Given information:

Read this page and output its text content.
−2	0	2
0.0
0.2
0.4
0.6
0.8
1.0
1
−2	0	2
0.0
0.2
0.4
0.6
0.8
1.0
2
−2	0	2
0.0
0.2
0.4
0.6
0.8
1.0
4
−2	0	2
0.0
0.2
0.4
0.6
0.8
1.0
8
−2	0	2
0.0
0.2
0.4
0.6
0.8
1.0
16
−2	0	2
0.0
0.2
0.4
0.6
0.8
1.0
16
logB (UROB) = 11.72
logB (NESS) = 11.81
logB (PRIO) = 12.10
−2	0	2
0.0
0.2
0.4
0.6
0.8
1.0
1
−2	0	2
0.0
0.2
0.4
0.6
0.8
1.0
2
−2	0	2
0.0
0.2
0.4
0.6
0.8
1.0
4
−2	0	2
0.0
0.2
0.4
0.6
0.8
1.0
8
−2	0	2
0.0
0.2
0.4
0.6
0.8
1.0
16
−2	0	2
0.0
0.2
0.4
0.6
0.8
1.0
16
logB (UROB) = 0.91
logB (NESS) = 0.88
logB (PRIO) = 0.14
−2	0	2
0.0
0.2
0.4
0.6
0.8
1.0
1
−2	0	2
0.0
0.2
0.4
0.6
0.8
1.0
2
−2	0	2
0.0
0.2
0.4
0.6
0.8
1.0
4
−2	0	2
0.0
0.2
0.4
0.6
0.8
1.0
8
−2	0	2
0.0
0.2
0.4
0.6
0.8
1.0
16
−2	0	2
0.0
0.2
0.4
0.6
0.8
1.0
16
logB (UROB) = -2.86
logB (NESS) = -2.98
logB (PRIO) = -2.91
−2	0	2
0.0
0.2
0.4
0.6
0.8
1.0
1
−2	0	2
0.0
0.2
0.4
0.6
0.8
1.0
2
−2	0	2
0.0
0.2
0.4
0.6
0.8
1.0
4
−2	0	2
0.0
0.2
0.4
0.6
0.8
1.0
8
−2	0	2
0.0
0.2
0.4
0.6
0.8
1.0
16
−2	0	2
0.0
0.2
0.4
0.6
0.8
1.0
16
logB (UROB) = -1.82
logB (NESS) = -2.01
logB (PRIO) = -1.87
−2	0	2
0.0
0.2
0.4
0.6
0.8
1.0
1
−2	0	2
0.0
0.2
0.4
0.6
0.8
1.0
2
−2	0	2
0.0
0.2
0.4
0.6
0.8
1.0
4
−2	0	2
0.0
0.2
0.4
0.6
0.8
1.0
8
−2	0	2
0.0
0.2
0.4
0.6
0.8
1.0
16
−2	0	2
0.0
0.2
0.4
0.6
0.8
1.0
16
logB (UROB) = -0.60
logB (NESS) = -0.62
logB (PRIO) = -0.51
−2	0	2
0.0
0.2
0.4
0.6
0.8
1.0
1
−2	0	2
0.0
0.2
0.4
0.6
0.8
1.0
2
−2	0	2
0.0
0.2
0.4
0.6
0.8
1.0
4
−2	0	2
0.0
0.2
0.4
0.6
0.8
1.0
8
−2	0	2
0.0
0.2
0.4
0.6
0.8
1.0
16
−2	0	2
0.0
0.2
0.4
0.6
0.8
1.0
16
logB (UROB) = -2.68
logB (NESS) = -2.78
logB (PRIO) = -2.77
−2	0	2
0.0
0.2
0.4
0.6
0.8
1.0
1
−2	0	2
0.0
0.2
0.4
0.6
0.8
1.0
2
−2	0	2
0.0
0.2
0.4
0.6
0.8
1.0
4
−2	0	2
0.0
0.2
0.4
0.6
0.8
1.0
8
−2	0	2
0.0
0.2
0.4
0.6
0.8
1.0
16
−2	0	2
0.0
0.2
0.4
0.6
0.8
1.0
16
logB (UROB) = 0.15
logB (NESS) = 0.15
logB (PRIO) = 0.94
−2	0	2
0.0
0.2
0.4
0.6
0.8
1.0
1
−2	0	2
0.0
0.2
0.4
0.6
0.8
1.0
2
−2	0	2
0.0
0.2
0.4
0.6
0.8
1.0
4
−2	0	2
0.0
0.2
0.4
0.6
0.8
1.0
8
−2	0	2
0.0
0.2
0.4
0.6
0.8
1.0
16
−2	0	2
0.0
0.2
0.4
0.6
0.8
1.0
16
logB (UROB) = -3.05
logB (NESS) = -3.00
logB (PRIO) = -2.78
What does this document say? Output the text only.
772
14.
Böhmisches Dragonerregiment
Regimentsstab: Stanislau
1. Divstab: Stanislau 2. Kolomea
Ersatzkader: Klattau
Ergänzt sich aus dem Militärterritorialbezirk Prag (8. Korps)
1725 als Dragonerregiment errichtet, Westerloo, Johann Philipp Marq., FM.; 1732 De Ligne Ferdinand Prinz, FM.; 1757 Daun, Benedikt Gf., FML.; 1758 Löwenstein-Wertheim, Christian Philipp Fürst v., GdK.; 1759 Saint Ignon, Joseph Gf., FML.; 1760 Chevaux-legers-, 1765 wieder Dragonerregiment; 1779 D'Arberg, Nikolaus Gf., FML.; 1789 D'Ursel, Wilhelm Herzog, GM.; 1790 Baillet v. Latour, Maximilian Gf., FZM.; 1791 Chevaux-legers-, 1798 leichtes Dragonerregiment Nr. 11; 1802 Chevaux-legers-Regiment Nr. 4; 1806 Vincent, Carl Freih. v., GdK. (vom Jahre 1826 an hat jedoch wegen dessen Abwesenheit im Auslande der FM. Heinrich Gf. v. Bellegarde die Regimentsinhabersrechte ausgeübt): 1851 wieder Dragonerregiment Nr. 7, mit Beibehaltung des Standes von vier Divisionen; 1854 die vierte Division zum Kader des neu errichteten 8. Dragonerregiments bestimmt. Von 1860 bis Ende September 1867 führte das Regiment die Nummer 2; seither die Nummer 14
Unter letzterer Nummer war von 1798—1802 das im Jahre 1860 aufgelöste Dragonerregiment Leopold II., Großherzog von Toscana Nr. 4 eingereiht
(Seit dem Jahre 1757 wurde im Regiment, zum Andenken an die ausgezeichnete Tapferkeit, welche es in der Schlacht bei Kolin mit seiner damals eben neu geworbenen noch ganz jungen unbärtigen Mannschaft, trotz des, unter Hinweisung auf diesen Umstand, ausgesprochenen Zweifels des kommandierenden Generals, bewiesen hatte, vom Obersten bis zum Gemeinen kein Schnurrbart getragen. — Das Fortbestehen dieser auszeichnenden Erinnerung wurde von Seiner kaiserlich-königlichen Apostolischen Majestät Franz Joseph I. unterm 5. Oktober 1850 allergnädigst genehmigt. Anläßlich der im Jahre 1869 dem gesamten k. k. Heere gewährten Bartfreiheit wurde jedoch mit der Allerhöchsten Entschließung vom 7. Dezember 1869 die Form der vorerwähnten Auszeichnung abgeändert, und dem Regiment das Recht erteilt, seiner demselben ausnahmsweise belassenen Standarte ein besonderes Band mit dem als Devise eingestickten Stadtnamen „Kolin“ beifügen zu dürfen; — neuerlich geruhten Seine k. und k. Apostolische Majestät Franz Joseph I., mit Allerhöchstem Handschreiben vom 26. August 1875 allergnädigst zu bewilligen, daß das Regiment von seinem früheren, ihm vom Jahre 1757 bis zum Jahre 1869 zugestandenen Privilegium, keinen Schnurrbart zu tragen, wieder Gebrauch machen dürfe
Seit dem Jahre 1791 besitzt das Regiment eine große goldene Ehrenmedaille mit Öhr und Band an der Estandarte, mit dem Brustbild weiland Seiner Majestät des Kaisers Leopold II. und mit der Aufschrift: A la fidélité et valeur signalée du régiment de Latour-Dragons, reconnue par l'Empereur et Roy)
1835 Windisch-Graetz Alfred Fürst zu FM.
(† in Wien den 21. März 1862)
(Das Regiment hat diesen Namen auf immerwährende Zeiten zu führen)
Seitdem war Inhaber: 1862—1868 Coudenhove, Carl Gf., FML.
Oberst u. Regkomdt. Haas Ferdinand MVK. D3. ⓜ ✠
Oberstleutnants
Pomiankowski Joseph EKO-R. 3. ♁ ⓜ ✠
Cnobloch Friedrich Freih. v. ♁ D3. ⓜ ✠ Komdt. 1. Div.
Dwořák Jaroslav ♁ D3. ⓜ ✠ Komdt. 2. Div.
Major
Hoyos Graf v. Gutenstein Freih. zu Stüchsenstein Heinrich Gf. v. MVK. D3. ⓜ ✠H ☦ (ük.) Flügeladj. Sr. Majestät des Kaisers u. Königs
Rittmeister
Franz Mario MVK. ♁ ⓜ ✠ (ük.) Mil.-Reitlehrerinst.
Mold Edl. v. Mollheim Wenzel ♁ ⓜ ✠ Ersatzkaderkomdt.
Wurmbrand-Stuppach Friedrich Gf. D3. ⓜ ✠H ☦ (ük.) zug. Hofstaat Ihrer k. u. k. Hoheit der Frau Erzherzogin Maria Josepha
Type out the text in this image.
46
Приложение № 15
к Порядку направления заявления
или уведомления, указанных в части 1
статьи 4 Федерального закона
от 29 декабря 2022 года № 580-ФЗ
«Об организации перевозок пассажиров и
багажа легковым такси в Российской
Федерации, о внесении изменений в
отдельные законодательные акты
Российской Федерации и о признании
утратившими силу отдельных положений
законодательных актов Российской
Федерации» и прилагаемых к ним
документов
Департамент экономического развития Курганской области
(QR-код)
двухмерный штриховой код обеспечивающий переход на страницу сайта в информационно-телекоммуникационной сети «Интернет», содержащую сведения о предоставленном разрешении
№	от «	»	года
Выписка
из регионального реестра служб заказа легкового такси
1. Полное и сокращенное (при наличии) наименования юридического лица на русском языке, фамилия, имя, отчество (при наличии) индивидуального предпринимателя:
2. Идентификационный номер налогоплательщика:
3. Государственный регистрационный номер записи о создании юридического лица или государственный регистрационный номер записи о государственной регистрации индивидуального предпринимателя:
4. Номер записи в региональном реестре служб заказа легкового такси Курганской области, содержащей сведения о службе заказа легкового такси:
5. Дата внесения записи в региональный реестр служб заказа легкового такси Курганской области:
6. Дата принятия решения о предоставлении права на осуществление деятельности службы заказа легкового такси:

What you will do: Gather every line from the listing above in which the word "Ferdinand" appears.

Written response:
1725 als Dragonerregiment errichtet, Westerloo, Johann Philipp Marq., FM.; 1732 De Ligne Ferdinand Prinz, FM.; 1757 Daun, Benedikt Gf., FML.; 1758 Löwenstein-Wertheim, Christian Philipp Fürst v., GdK.; 1759 Saint Ignon, Joseph Gf., FML.; 1760 Chevaux-legers-, 1765 wieder Dragonerregiment; 1779 D'Arberg, Nikolaus Gf., FML.; 1789 D'Ursel, Wilhelm Herzog, GM.; 1790 Baillet v. Latour, Maximilian Gf., FZM.; 1791 Chevaux-legers-, 1798 leichtes Dragonerregiment Nr. 11; 1802 Chevaux-legers-Regiment Nr. 4; 1806 Vincent, Carl Freih. v., GdK. (vom Jahre 1826 an hat jedoch wegen dessen Abwesenheit im Auslande der FM. Heinrich Gf. v. Bellegarde die Regimentsinhabersrechte ausgeübt): 1851 wieder Dragonerregiment Nr. 7, mit Beibehaltung des Standes von vier Divisionen; 1854 die vierte Division zum Kader des neu errichteten 8. Dragonerregiments bestimmt. Von 1860 bis Ende September 1867 führte das Regiment die Nummer 2; seither die Nummer 14
Oberst u. Regkomdt. Haas Ferdinand MVK. D3. ⓜ ✠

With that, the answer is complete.